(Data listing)
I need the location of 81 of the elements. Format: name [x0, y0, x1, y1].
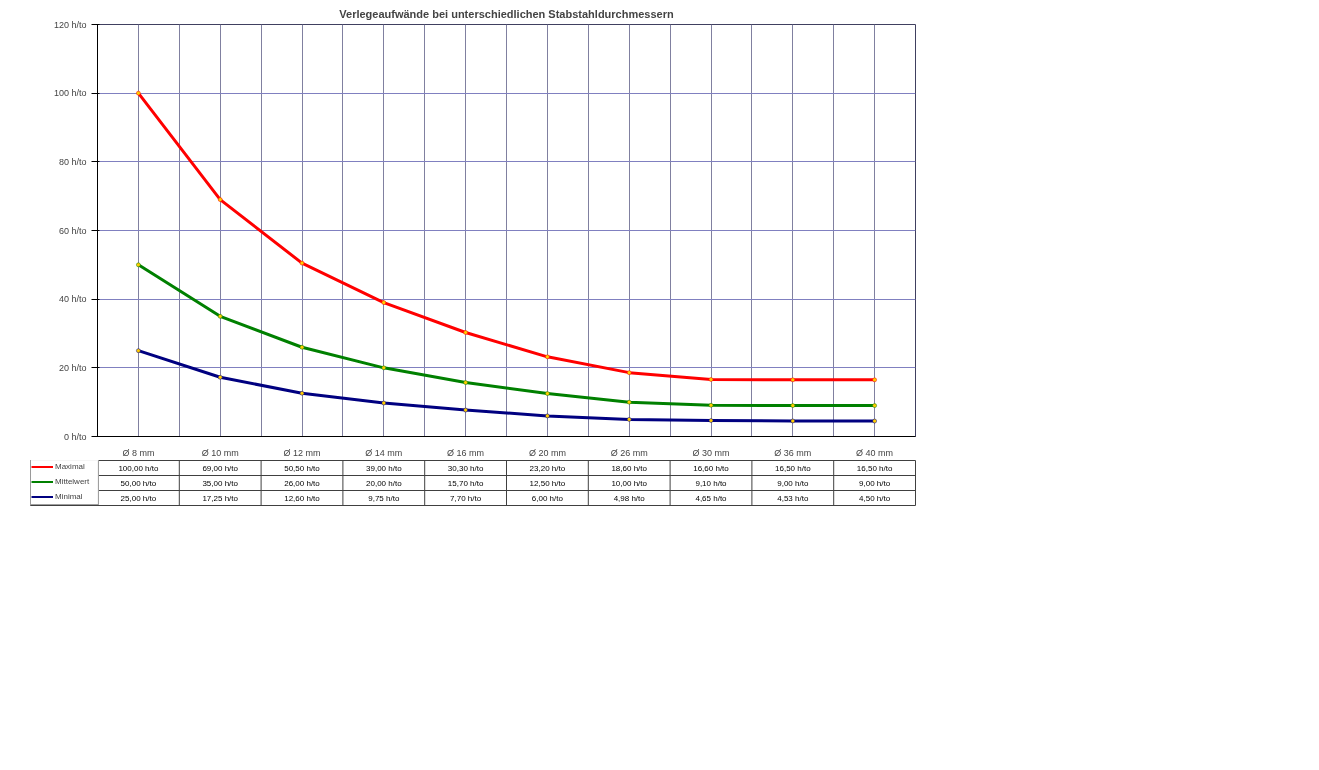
- point: [626, 399, 632, 405]
- x-tick-label: Ø 26 mm: [610, 447, 648, 458]
- point: [217, 375, 223, 380]
- point: [626, 370, 632, 375]
- data-label: 26,00 h/to: [284, 478, 321, 488]
- data-label: 18,60 h/to: [611, 463, 648, 473]
- point: [381, 300, 387, 305]
- data-label: 17,25 h/to: [202, 493, 239, 503]
- x-tick-label: Ø 16 mm: [447, 447, 485, 458]
- point: [790, 418, 796, 424]
- y-tick-label: 60 h/to: [58, 225, 87, 236]
- point: [299, 344, 305, 350]
- data-label: 69,00 h/to: [202, 463, 239, 473]
- data-label: 4,98 h/to: [613, 493, 646, 503]
- data-label: 12,60 h/to: [284, 493, 321, 503]
- point: [463, 380, 468, 385]
- point: [872, 418, 877, 424]
- point: [463, 407, 468, 413]
- legend-label: Maximal: [55, 461, 86, 473]
- y-tick-label: 80 h/to: [58, 156, 87, 167]
- point: [136, 262, 141, 268]
- point: [626, 417, 632, 422]
- legend-label: Mittelwert: [55, 476, 91, 488]
- x-tick-label: Ø 36 mm: [774, 447, 812, 458]
- point: [545, 413, 550, 419]
- point: [872, 403, 877, 408]
- point: [790, 377, 796, 383]
- data-label: 30,30 h/to: [447, 463, 484, 473]
- data-label: 23,20 h/to: [529, 463, 566, 473]
- point: [136, 90, 141, 96]
- point: [790, 403, 796, 408]
- data-label: 9,75 h/to: [368, 493, 400, 503]
- data-label: 50,00 h/to: [120, 478, 157, 488]
- chart-title: Verlegeaufwände bei unterschiedlichen Stabstahldurchmessern: [339, 7, 674, 20]
- point: [545, 354, 550, 360]
- data-label: 4,50 h/to: [859, 493, 891, 503]
- data-label: 16,50 h/to: [775, 463, 812, 473]
- data-label: 50,50 h/to: [284, 463, 321, 473]
- x-tick-label: Ø 40 mm: [856, 447, 894, 458]
- data-label: 4,65 h/to: [695, 493, 728, 503]
- y-tick-label: 20 h/to: [58, 362, 87, 373]
- point: [708, 418, 714, 423]
- point: [299, 260, 305, 266]
- data-label: 7,70 h/to: [450, 493, 482, 503]
- y-tick-label: 100 h/to: [53, 88, 87, 99]
- point: [299, 390, 305, 396]
- point: [217, 197, 223, 202]
- data-label: 4,53 h/to: [777, 493, 809, 503]
- data-label: 16,60 h/to: [693, 463, 730, 473]
- point: [708, 403, 714, 408]
- y-tick-label: 120 h/to: [53, 19, 87, 30]
- x-tick-label: Ø 8 mm: [122, 447, 155, 458]
- data-label: 16,50 h/to: [856, 463, 893, 473]
- point: [463, 330, 468, 335]
- x-tick-label: Ø 14 mm: [365, 447, 403, 458]
- data-label: 9,00 h/to: [859, 478, 891, 488]
- data-label: 100,00 h/to: [118, 463, 159, 473]
- y-tick-label: 0 h/to: [63, 431, 87, 442]
- data-label: 15,70 h/to: [447, 478, 484, 488]
- point: [217, 314, 223, 319]
- data-label: 20,00 h/to: [366, 478, 403, 488]
- x-tick-label: Ø 12 mm: [283, 447, 321, 458]
- data-label: 25,00 h/to: [120, 493, 157, 503]
- point: [136, 348, 141, 353]
- data-label: 39,00 h/to: [366, 463, 403, 473]
- legend-label: Minimal: [55, 491, 84, 503]
- y-tick-label: 40 h/to: [58, 294, 87, 305]
- point: [708, 377, 714, 382]
- data-label: 9,00 h/to: [777, 478, 809, 488]
- data-label: 10,00 h/to: [611, 478, 648, 488]
- data-label: 35,00 h/to: [202, 478, 239, 488]
- point: [872, 377, 877, 383]
- x-tick-label: Ø 10 mm: [201, 447, 239, 458]
- data-label: 9,10 h/to: [695, 478, 728, 488]
- x-tick-label: Ø 20 mm: [528, 447, 566, 458]
- point: [381, 400, 387, 406]
- data-label: 12,50 h/to: [529, 478, 566, 488]
- data-label: 6,00 h/to: [531, 493, 564, 503]
- x-tick-label: Ø 30 mm: [692, 447, 730, 458]
- point: [545, 391, 550, 396]
- point: [381, 365, 387, 371]
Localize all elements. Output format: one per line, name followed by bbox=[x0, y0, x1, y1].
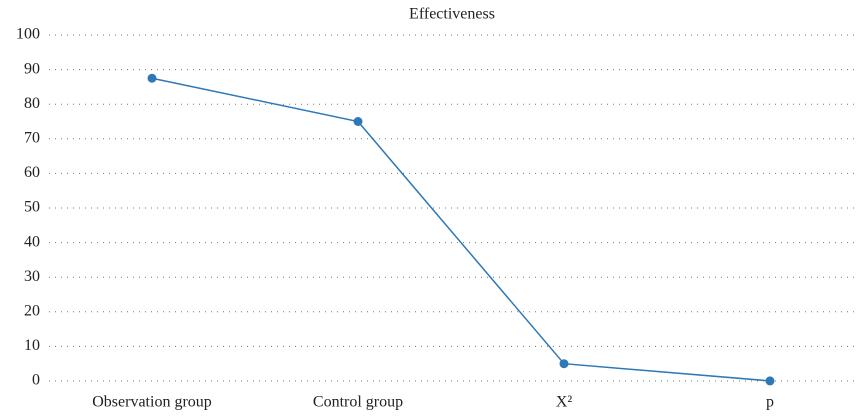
y-tick-label: 30 bbox=[24, 268, 40, 285]
point bbox=[353, 117, 363, 126]
y-tick-label: 100 bbox=[16, 26, 40, 43]
x-tick-label: Control group bbox=[313, 394, 403, 411]
x-tick-label: Observation group bbox=[92, 394, 212, 411]
y-tick-label: 60 bbox=[24, 164, 40, 181]
y-tick-label: 70 bbox=[24, 129, 40, 146]
y-tick-label: 10 bbox=[24, 337, 40, 354]
line bbox=[151, 77, 771, 382]
y-tick-label: 80 bbox=[24, 95, 40, 112]
point bbox=[147, 73, 157, 83]
x-tick-label: X² bbox=[556, 394, 573, 411]
y-tick-label: 90 bbox=[24, 60, 40, 77]
chart-title: Effectiveness bbox=[409, 6, 495, 23]
y-tick-label: 50 bbox=[24, 199, 40, 216]
point bbox=[559, 359, 569, 369]
x-tick-label: p bbox=[766, 394, 774, 411]
y-tick-label: 40 bbox=[24, 233, 40, 250]
y-tick-label: 0 bbox=[32, 372, 40, 389]
point bbox=[765, 376, 775, 386]
y-tick-label: 20 bbox=[24, 302, 40, 319]
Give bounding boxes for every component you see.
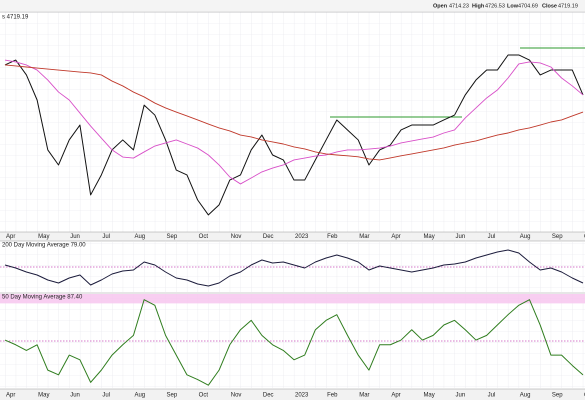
line-series (4, 299, 584, 386)
x-tick-label: Jun (70, 393, 80, 399)
axis-band (0, 389, 585, 400)
line-series (4, 54, 584, 216)
x-tick-label: Feb (327, 234, 338, 240)
open-value: 4714.23 (449, 3, 469, 9)
x-tick-label: Oct (199, 234, 209, 240)
panel-title: 200 Day Moving Average 79.00 (2, 243, 86, 249)
x-tick-label: Sep (167, 393, 178, 399)
close-value: 4719.19 (558, 3, 578, 9)
x-tick-label: Oct (199, 393, 209, 399)
x-tick-label: Jun (456, 234, 466, 240)
x-tick-label: Jul (488, 234, 496, 240)
x-tick-label: Dec (263, 393, 274, 399)
x-tick-label: Aug (520, 234, 531, 240)
panel-title: 50 Day Moving Average 87.40 (2, 295, 83, 301)
high-label: High (472, 3, 485, 9)
x-tick-label: Aug (134, 234, 145, 240)
x-tick-label: Apr (6, 234, 15, 240)
x-tick-label: Apr (391, 393, 400, 399)
main-grid (0, 12, 585, 232)
x-tick-label: Dec (263, 234, 274, 240)
x-tick-label: Jul (488, 393, 496, 399)
low-value: 4704.69 (518, 3, 538, 9)
x-tick-label: Nov (231, 234, 242, 240)
x-tick-label: Jul (102, 393, 110, 399)
ohlc-header: Open 4714.23 High 4726.53 Low 4704.69 Cl… (433, 3, 578, 9)
axis-band (0, 232, 585, 241)
x-tick-label: May (38, 393, 49, 399)
x-tick-label: Apr (6, 393, 15, 399)
line-series (4, 59, 584, 185)
x-tick-label: Aug (520, 393, 531, 399)
x-tick-label: Mar (359, 393, 369, 399)
x-tick-label: Aug (134, 393, 145, 399)
shaded-zone (0, 294, 585, 304)
x-tick-label: May (423, 234, 434, 240)
x-tick-label: Mar (359, 234, 369, 240)
panel-title: s 4719.19 (2, 15, 29, 21)
close-label: Close (542, 3, 557, 9)
header-bar (0, 0, 585, 11)
x-tick-label: Apr (391, 234, 400, 240)
open-label: Open (433, 3, 448, 9)
x-tick-label: Jul (102, 234, 110, 240)
line-series (4, 249, 584, 287)
x-tick-label: Feb (327, 393, 338, 399)
x-tick-label: Nov (231, 393, 242, 399)
x-tick-label: 2023 (295, 234, 309, 240)
x-tick-label: Jun (70, 234, 80, 240)
x-tick-label: May (423, 393, 434, 399)
x-tick-label: Sep (552, 234, 563, 240)
low-label: Low (507, 3, 519, 9)
line-series (4, 64, 584, 161)
x-tick-label: 2023 (295, 393, 309, 399)
x-tick-label: May (38, 234, 49, 240)
high-value: 4726.53 (485, 3, 505, 9)
x-tick-label: Jun (456, 393, 466, 399)
x-tick-label: Sep (552, 393, 563, 399)
x-tick-label: Sep (167, 234, 178, 240)
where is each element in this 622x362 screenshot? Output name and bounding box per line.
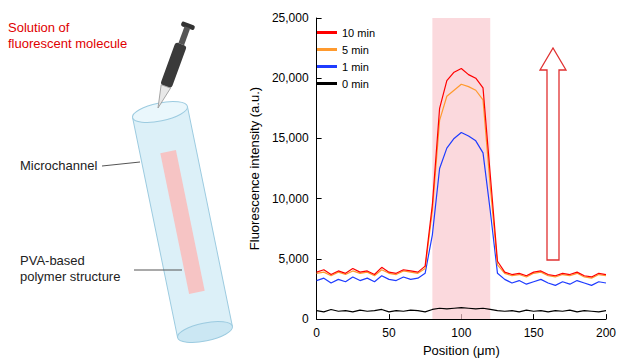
svg-text:polymer structure: polymer structure <box>20 269 120 284</box>
svg-text:5 min: 5 min <box>342 44 369 56</box>
svg-text:200: 200 <box>596 326 616 340</box>
svg-text:20,000: 20,000 <box>272 71 309 85</box>
svg-text:Position (μm): Position (μm) <box>423 343 500 358</box>
svg-text:5,000: 5,000 <box>279 252 309 266</box>
svg-text:0: 0 <box>313 326 320 340</box>
svg-text:Fluorescence intensity (a.u.): Fluorescence intensity (a.u.) <box>247 87 262 250</box>
svg-text:25,000: 25,000 <box>272 11 309 25</box>
svg-text:15,000: 15,000 <box>272 131 309 145</box>
svg-text:0: 0 <box>302 312 309 326</box>
svg-text:50: 50 <box>382 326 396 340</box>
svg-text:0 min: 0 min <box>342 78 369 90</box>
svg-text:10,000: 10,000 <box>272 192 309 206</box>
svg-text:100: 100 <box>451 326 471 340</box>
svg-text:fluorescent molecule: fluorescent molecule <box>8 36 127 51</box>
svg-text:PVA-based: PVA-based <box>20 253 85 268</box>
svg-text:Solution of: Solution of <box>8 20 70 35</box>
svg-text:1 min: 1 min <box>342 61 369 73</box>
svg-text:150: 150 <box>524 326 544 340</box>
svg-text:10 min: 10 min <box>342 27 375 39</box>
svg-text:Microchannel: Microchannel <box>20 158 97 173</box>
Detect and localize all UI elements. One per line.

§ WHAT THIS TASK INVOLVES:
Return the lines of the material exactly as they appear, beginning at the line that contains "y-tick-label: 30 bbox=[24, 268, 40, 285]" and ending after the line that contains "y-tick-label: 50 bbox=[24, 199, 40, 216]".

§ FINISHED ANSWER:
y-tick-label: 30 bbox=[24, 268, 40, 285]
point bbox=[353, 117, 363, 126]
y-tick-label: 100 bbox=[16, 26, 40, 43]
x-tick-label: Control group bbox=[313, 394, 403, 411]
x-tick-label: Observation group bbox=[92, 394, 212, 411]
y-tick-label: 60 bbox=[24, 164, 40, 181]
y-tick-label: 70 bbox=[24, 129, 40, 146]
y-tick-label: 10 bbox=[24, 337, 40, 354]
line bbox=[151, 77, 771, 382]
y-tick-label: 80 bbox=[24, 95, 40, 112]
point bbox=[147, 73, 157, 83]
x-tick-label: X² bbox=[556, 394, 573, 411]
y-tick-label: 90 bbox=[24, 60, 40, 77]
chart-title: Effectiveness bbox=[409, 6, 495, 23]
y-tick-label: 50 bbox=[24, 199, 40, 216]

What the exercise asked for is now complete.